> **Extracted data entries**
+===+
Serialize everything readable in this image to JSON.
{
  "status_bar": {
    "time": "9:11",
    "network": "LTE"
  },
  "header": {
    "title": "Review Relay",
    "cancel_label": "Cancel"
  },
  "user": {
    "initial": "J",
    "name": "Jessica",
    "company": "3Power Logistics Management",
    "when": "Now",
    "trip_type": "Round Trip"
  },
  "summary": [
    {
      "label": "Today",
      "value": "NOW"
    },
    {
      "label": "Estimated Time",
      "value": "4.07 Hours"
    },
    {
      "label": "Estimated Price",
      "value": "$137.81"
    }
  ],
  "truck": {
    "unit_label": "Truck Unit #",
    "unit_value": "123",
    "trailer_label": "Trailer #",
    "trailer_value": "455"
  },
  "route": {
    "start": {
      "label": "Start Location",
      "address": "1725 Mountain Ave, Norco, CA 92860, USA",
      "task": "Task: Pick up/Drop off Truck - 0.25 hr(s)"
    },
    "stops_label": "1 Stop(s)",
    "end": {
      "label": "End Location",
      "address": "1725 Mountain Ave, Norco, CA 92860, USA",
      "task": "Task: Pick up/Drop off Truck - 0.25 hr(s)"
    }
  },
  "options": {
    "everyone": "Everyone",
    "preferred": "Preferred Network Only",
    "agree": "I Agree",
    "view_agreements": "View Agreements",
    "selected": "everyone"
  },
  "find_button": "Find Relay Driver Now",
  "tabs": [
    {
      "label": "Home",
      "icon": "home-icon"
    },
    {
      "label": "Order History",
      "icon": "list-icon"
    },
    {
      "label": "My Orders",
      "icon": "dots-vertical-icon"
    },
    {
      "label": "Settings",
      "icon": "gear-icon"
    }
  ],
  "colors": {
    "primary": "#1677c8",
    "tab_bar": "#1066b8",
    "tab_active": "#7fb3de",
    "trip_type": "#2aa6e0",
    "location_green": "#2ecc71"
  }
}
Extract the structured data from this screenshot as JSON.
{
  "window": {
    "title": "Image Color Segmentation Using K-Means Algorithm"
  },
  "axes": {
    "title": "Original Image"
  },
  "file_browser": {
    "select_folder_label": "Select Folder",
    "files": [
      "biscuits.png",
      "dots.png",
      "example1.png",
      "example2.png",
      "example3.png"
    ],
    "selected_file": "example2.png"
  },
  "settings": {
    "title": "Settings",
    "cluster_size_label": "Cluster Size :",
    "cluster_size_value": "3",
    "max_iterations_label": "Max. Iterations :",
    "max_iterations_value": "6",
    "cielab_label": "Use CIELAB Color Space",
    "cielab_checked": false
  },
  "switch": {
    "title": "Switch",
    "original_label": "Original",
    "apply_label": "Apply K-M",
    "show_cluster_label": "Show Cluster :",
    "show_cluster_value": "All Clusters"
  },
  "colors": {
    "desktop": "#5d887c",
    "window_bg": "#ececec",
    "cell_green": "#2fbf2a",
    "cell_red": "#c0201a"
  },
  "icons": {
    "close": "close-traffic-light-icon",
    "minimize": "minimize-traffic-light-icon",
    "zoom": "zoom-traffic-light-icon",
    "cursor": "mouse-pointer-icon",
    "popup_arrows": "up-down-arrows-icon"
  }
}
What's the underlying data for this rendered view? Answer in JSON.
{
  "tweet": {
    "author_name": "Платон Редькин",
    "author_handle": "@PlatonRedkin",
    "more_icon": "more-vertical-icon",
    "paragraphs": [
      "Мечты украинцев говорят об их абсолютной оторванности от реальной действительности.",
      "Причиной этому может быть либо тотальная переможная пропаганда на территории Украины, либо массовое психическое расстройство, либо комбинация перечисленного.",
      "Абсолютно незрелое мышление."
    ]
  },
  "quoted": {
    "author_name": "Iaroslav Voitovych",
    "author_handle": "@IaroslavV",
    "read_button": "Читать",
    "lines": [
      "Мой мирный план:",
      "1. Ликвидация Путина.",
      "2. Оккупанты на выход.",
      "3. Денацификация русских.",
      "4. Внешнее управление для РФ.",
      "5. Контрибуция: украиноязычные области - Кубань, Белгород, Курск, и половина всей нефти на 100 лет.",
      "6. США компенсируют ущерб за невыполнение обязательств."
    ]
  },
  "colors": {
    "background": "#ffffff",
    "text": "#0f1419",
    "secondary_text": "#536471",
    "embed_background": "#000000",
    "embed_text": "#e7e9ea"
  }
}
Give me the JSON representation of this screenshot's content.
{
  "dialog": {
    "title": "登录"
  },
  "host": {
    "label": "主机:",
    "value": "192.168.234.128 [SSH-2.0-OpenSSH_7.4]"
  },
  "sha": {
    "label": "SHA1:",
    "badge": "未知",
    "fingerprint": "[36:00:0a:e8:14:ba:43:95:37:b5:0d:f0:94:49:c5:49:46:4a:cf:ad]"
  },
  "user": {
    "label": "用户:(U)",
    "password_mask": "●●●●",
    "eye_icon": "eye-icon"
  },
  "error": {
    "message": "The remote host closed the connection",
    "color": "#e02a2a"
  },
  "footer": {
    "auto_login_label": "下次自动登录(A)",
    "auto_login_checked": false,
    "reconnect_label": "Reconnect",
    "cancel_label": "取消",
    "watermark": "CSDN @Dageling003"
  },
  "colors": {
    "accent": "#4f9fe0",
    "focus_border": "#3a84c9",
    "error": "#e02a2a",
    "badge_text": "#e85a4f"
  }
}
+===+
> **Your task**
Pick out all lines containing the string "light".

> **Finished exercise**
    "close": "close-traffic-light-icon",
    "minimize": "minimize-traffic-light-icon",
    "zoom": "zoom-traffic-light-icon",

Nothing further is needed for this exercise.